REQUEST → Check each line for the word "page" and report how many have it. Give nothing else.

INFORMATION SHOWN →
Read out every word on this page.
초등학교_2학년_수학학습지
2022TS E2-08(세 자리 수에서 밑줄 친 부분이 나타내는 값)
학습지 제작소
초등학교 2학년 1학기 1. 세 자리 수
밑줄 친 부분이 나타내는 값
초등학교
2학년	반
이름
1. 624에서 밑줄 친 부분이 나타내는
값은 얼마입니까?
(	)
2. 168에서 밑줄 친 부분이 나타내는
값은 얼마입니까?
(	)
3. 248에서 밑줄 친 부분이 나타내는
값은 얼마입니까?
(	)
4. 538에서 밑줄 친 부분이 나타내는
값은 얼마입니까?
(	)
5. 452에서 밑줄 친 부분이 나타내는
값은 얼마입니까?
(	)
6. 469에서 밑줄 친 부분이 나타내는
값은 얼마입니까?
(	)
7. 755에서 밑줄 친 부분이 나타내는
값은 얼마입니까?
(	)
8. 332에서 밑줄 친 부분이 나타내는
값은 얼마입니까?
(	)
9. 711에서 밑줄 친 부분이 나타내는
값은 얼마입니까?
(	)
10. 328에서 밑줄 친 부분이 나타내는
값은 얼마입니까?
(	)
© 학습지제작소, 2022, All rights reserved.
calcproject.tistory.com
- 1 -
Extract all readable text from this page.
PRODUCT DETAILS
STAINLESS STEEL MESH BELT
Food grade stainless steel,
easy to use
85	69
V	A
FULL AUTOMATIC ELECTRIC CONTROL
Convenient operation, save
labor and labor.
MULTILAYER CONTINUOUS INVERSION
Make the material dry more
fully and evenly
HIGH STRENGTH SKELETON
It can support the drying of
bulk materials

COMPLETE ANSWER → 2